Raw data:
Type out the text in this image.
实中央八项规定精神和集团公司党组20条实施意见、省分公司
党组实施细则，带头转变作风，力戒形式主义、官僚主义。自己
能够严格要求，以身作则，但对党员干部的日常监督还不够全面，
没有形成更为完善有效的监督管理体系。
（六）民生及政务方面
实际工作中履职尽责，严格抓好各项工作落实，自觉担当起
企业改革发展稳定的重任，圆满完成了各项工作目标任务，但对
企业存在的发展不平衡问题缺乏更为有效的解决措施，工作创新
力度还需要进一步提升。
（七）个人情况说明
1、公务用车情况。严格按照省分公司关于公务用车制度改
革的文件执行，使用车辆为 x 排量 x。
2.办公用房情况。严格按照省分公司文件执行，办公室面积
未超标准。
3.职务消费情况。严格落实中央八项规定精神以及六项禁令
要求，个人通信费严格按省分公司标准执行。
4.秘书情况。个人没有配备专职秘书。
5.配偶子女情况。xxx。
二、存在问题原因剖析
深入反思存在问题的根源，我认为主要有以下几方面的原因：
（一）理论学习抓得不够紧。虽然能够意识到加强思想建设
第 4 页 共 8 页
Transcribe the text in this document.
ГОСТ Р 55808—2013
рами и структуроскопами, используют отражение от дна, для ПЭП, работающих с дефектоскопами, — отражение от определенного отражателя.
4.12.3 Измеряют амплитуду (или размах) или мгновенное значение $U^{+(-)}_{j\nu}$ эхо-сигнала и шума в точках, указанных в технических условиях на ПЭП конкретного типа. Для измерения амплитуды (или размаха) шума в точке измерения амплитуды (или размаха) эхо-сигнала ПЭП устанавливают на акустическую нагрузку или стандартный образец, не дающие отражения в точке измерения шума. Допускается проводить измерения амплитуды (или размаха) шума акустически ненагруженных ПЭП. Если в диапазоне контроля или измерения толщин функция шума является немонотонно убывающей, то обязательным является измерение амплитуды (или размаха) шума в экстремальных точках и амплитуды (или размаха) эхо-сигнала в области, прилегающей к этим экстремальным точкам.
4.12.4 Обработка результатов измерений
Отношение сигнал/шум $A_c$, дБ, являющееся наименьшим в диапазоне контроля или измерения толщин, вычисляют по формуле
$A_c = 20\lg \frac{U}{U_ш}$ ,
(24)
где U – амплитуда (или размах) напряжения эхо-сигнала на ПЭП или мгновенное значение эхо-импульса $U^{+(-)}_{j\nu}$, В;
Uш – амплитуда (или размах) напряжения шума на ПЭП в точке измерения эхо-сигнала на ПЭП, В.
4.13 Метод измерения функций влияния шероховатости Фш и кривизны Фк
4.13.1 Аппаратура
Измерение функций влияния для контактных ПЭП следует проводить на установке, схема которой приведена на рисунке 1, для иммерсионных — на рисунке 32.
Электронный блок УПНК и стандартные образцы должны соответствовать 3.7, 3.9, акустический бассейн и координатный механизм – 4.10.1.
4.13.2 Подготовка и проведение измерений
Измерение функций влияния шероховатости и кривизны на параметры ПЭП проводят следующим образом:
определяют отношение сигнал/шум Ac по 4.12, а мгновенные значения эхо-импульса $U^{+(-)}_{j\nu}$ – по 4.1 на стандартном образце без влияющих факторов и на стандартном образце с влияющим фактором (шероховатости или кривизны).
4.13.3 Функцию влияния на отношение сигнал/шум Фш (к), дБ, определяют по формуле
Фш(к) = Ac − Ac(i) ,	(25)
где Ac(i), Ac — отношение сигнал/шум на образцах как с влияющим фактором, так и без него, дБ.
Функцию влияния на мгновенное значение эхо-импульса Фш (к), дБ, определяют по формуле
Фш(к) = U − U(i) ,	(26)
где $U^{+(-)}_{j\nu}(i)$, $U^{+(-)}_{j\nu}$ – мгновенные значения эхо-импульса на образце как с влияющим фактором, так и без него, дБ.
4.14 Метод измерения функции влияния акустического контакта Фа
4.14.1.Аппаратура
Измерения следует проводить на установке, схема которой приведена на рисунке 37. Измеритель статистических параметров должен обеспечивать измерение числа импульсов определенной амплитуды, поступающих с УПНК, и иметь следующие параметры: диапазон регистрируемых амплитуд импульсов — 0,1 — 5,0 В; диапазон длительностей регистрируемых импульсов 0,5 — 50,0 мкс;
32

What to produce: Report every line in the data above in which the word "мгновенные" appears.

Worked answer:
определяют отношение сигнал/шум Ac по 4.12, а мгновенные значения эхо-импульса $U^{+(-)}_{j\nu}$ – по 4.1 на стандартном образце без влияющих факторов и на стандартном образце с влияющим фактором (шероховатости или кривизны).
где $U^{+(-)}_{j\nu}(i)$, $U^{+(-)}_{j\nu}$ – мгновенные значения эхо-импульса на образце как с влияющим фактором, так и без него, дБ.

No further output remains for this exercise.